* PROVIDED RECORDS
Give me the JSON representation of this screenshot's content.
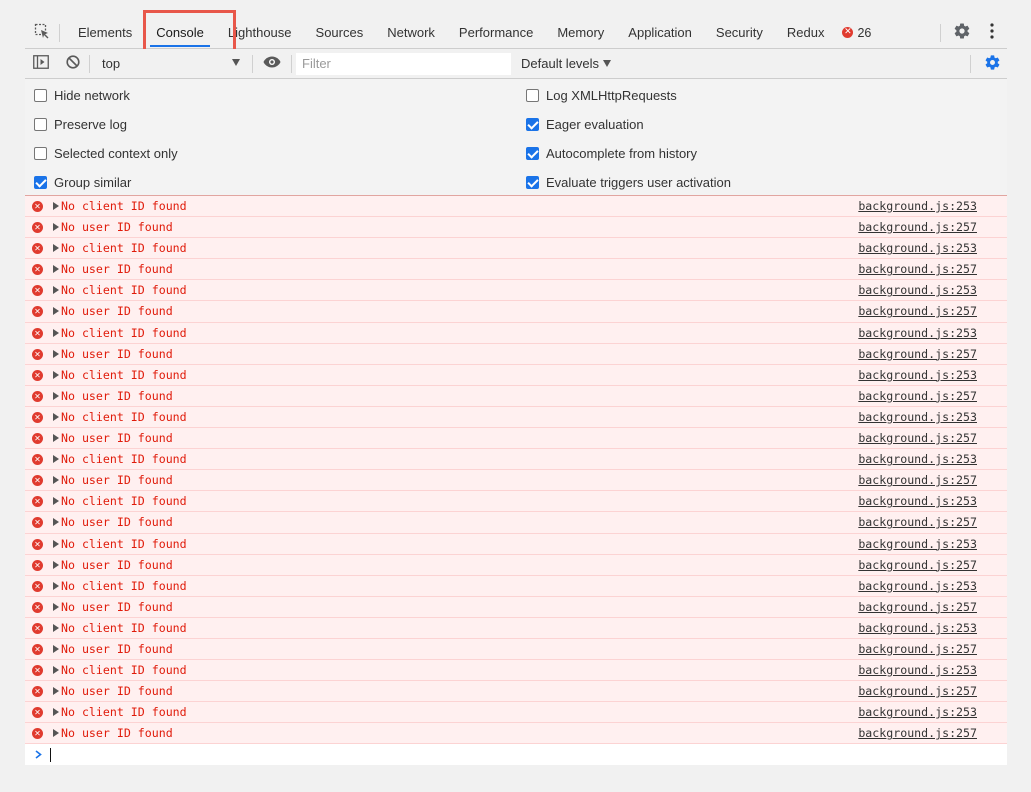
{
  "tabs": [
    {
      "label": "Elements",
      "selected": false
    },
    {
      "label": "Console",
      "selected": true
    },
    {
      "label": "Lighthouse",
      "selected": false
    },
    {
      "label": "Sources",
      "selected": false
    },
    {
      "label": "Network",
      "selected": false
    },
    {
      "label": "Performance",
      "selected": false
    },
    {
      "label": "Memory",
      "selected": false
    },
    {
      "label": "Application",
      "selected": false
    },
    {
      "label": "Security",
      "selected": false
    },
    {
      "label": "Redux",
      "selected": false
    }
  ],
  "error_badge": {
    "count": "26",
    "icon": "error-icon",
    "color": "#e03b2f"
  },
  "toolbar": {
    "context": "top",
    "filter_placeholder": "Filter",
    "levels": "Default levels"
  },
  "settings": {
    "left": [
      {
        "label": "Hide network",
        "checked": false
      },
      {
        "label": "Preserve log",
        "checked": false
      },
      {
        "label": "Selected context only",
        "checked": false
      },
      {
        "label": "Group similar",
        "checked": true
      }
    ],
    "right": [
      {
        "label": "Log XMLHttpRequests",
        "checked": false
      },
      {
        "label": "Eager evaluation",
        "checked": true
      },
      {
        "label": "Autocomplete from history",
        "checked": true
      },
      {
        "label": "Evaluate triggers user activation",
        "checked": true
      }
    ]
  },
  "messages": [
    {
      "text": "No client ID found",
      "source": "background.js:253"
    },
    {
      "text": "No user ID found",
      "source": "background.js:257"
    },
    {
      "text": "No client ID found",
      "source": "background.js:253"
    },
    {
      "text": "No user ID found",
      "source": "background.js:257"
    },
    {
      "text": "No client ID found",
      "source": "background.js:253"
    },
    {
      "text": "No user ID found",
      "source": "background.js:257"
    },
    {
      "text": "No client ID found",
      "source": "background.js:253"
    },
    {
      "text": "No user ID found",
      "source": "background.js:257"
    },
    {
      "text": "No client ID found",
      "source": "background.js:253"
    },
    {
      "text": "No user ID found",
      "source": "background.js:257"
    },
    {
      "text": "No client ID found",
      "source": "background.js:253"
    },
    {
      "text": "No user ID found",
      "source": "background.js:257"
    },
    {
      "text": "No client ID found",
      "source": "background.js:253"
    },
    {
      "text": "No user ID found",
      "source": "background.js:257"
    },
    {
      "text": "No client ID found",
      "source": "background.js:253"
    },
    {
      "text": "No user ID found",
      "source": "background.js:257"
    },
    {
      "text": "No client ID found",
      "source": "background.js:253"
    },
    {
      "text": "No user ID found",
      "source": "background.js:257"
    },
    {
      "text": "No client ID found",
      "source": "background.js:253"
    },
    {
      "text": "No user ID found",
      "source": "background.js:257"
    },
    {
      "text": "No client ID found",
      "source": "background.js:253"
    },
    {
      "text": "No user ID found",
      "source": "background.js:257"
    },
    {
      "text": "No client ID found",
      "source": "background.js:253"
    },
    {
      "text": "No user ID found",
      "source": "background.js:257"
    },
    {
      "text": "No client ID found",
      "source": "background.js:253"
    },
    {
      "text": "No user ID found",
      "source": "background.js:257"
    }
  ],
  "colors": {
    "accent": "#1a73e8",
    "error_text": "#e01b0a",
    "error_bg": "#fff0f0",
    "highlight": "#e8574a"
  }
}
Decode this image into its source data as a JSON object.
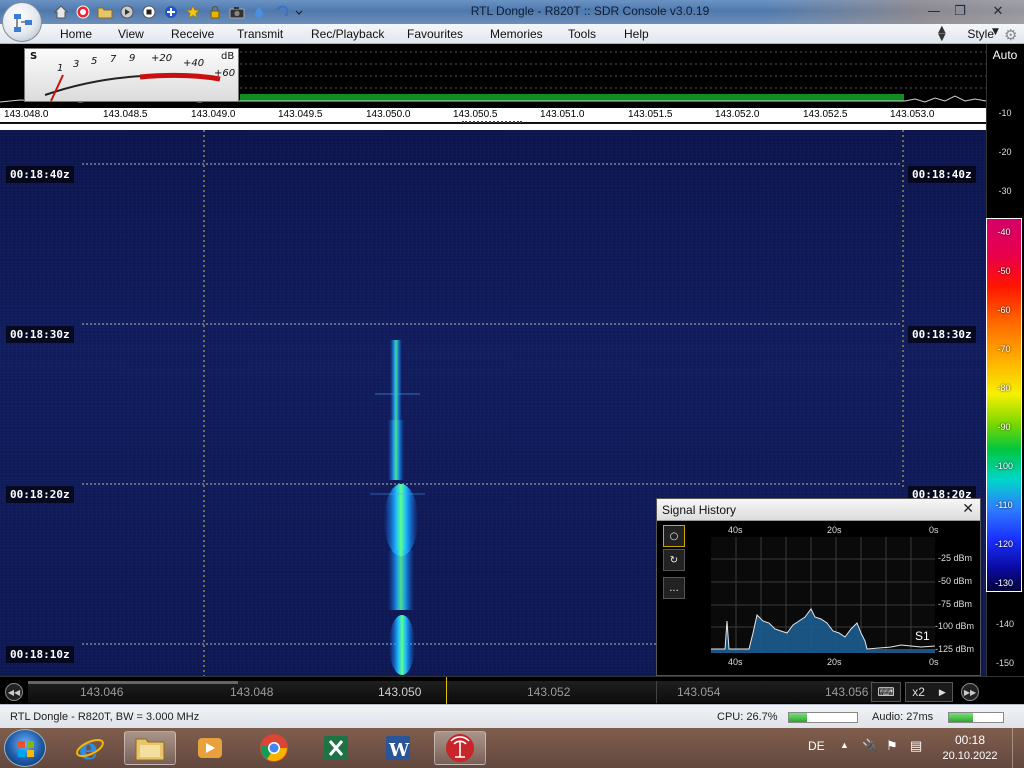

* REQUIREMENTS
All of the material above should be reproduced exactly, except the pictures.

* THE ANSWER
Give me the JSON representation of this screenshot's content.
{
  "tabs": [
    {
      "label": "Elements",
      "selected": false
    },
    {
      "label": "Console",
      "selected": true
    },
    {
      "label": "Lighthouse",
      "selected": false
    },
    {
      "label": "Sources",
      "selected": false
    },
    {
      "label": "Network",
      "selected": false
    },
    {
      "label": "Performance",
      "selected": false
    },
    {
      "label": "Memory",
      "selected": false
    },
    {
      "label": "Application",
      "selected": false
    },
    {
      "label": "Security",
      "selected": false
    },
    {
      "label": "Redux",
      "selected": false
    }
  ],
  "error_badge": {
    "count": "26",
    "icon": "error-icon",
    "color": "#e03b2f"
  },
  "toolbar": {
    "context": "top",
    "filter_placeholder": "Filter",
    "levels": "Default levels"
  },
  "settings": {
    "left": [
      {
        "label": "Hide network",
        "checked": false
      },
      {
        "label": "Preserve log",
        "checked": false
      },
      {
        "label": "Selected context only",
        "checked": false
      },
      {
        "label": "Group similar",
        "checked": true
      }
    ],
    "right": [
      {
        "label": "Log XMLHttpRequests",
        "checked": false
      },
      {
        "label": "Eager evaluation",
        "checked": true
      },
      {
        "label": "Autocomplete from history",
        "checked": true
      },
      {
        "label": "Evaluate triggers user activation",
        "checked": true
      }
    ]
  },
  "messages": [
    {
      "text": "No client ID found",
      "source": "background.js:253"
    },
    {
      "text": "No user ID found",
      "source": "background.js:257"
    },
    {
      "text": "No client ID found",
      "source": "background.js:253"
    },
    {
      "text": "No user ID found",
      "source": "background.js:257"
    },
    {
      "text": "No client ID found",
      "source": "background.js:253"
    },
    {
      "text": "No user ID found",
      "source": "background.js:257"
    },
    {
      "text": "No client ID found",
      "source": "background.js:253"
    },
    {
      "text": "No user ID found",
      "source": "background.js:257"
    },
    {
      "text": "No client ID found",
      "source": "background.js:253"
    },
    {
      "text": "No user ID found",
      "source": "background.js:257"
    },
    {
      "text": "No client ID found",
      "source": "background.js:253"
    },
    {
      "text": "No user ID found",
      "source": "background.js:257"
    },
    {
      "text": "No client ID found",
      "source": "background.js:253"
    },
    {
      "text": "No user ID found",
      "source": "background.js:257"
    },
    {
      "text": "No client ID found",
      "source": "background.js:253"
    },
    {
      "text": "No user ID found",
      "source": "background.js:257"
    },
    {
      "text": "No client ID found",
      "source": "background.js:253"
    },
    {
      "text": "No user ID found",
      "source": "background.js:257"
    },
    {
      "text": "No client ID found",
      "source": "background.js:253"
    },
    {
      "text": "No user ID found",
      "source": "background.js:257"
    },
    {
      "text": "No client ID found",
      "source": "background.js:253"
    },
    {
      "text": "No user ID found",
      "source": "background.js:257"
    },
    {
      "text": "No client ID found",
      "source": "background.js:253"
    },
    {
      "text": "No user ID found",
      "source": "background.js:257"
    },
    {
      "text": "No client ID found",
      "source": "background.js:253"
    },
    {
      "text": "No user ID found",
      "source": "background.js:257"
    }
  ],
  "colors": {
    "accent": "#1a73e8",
    "error_text": "#e01b0a",
    "error_bg": "#fff0f0",
    "highlight": "#e8574a"
  }
}
Decode this image into its source data as a JSON object.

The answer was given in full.